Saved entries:
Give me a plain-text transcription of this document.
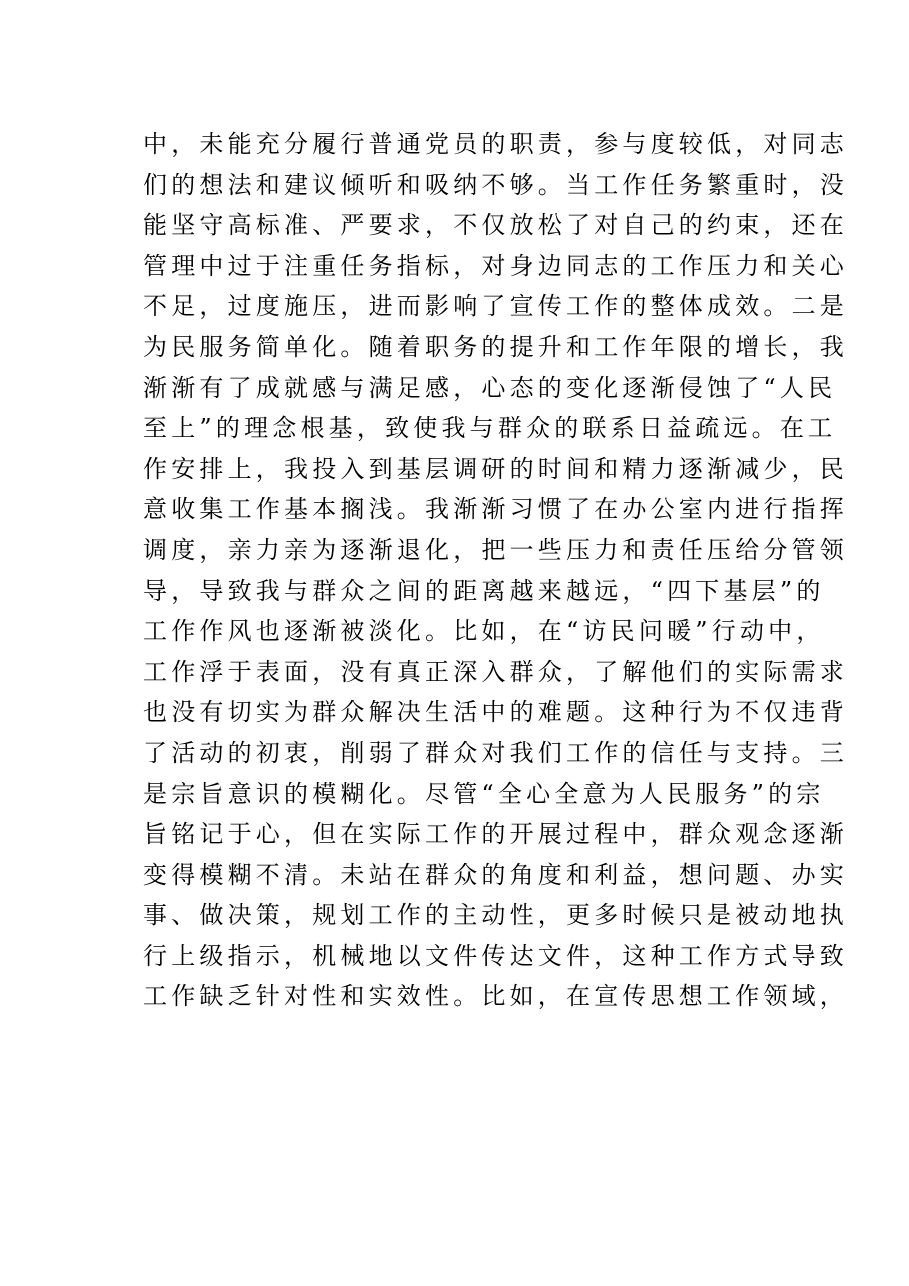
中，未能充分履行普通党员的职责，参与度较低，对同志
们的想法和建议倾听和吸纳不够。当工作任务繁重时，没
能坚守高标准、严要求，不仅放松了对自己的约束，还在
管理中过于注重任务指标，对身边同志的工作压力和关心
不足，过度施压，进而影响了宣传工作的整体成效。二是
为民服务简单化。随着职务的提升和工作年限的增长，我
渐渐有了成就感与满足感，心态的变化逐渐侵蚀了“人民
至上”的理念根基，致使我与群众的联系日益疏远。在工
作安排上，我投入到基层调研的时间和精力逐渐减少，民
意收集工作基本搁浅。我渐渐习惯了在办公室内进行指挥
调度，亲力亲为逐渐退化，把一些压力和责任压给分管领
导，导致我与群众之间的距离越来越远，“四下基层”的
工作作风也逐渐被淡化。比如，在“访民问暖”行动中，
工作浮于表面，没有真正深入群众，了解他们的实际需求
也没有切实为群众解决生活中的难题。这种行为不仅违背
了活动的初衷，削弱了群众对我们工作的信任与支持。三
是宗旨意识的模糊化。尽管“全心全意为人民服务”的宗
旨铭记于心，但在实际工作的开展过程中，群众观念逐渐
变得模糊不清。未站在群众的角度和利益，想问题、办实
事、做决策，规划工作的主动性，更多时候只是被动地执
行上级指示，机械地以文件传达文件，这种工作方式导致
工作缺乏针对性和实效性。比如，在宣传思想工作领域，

---

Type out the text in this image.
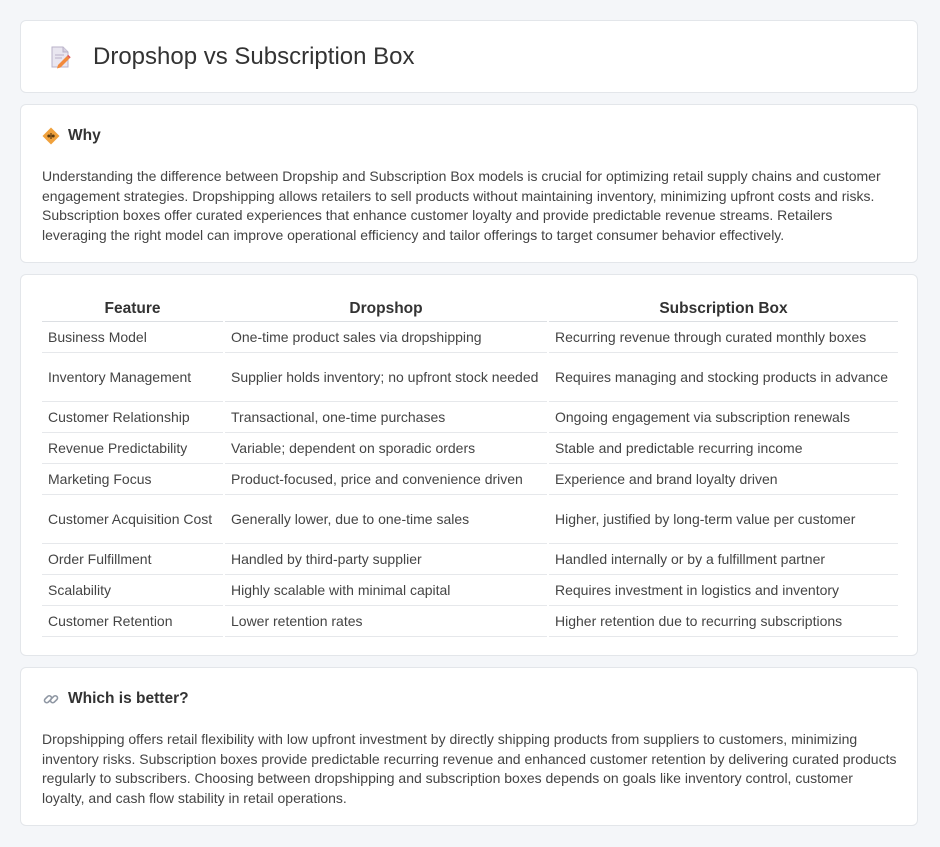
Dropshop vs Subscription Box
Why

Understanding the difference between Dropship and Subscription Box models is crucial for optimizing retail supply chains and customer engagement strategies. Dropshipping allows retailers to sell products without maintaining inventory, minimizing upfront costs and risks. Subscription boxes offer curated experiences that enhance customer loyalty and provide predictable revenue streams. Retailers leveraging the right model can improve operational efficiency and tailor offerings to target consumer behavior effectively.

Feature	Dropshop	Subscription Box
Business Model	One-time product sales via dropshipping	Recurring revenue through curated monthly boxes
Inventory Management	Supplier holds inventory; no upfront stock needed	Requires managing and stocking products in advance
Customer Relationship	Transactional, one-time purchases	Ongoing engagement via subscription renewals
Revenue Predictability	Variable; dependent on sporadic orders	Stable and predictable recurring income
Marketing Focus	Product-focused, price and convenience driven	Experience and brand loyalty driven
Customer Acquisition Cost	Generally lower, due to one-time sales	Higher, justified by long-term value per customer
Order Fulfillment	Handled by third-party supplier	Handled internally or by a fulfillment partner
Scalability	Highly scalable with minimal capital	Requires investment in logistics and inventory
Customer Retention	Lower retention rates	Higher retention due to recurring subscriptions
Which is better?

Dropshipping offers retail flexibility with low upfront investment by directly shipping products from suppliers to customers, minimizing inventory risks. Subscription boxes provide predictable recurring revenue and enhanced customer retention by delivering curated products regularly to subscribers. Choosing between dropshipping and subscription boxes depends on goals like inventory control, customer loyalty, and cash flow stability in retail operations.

EXERCISE DESCRIPTION: For this exercise, gather every line of the data that contains the word "loyalty".

COMPLETED EXERCISE:
Understanding the difference between Dropship and Subscription Box models is crucial for optimizing retail supply chains and customer engagement strategies. Dropshipping allows retailers to sell products without maintaining inventory, minimizing upfront costs and risks. Subscription boxes offer curated experiences that enhance customer loyalty and provide predictable revenue streams. Retailers leveraging the right model can improve operational efficiency and tailor offerings to target consumer behavior effectively.
Marketing Focus	Product-focused, price and convenience driven	Experience and brand loyalty driven
Dropshipping offers retail flexibility with low upfront investment by directly shipping products from suppliers to customers, minimizing inventory risks. Subscription boxes provide predictable recurring revenue and enhanced customer retention by delivering curated products regularly to subscribers. Choosing between dropshipping and subscription boxes depends on goals like inventory control, customer loyalty, and cash flow stability in retail operations.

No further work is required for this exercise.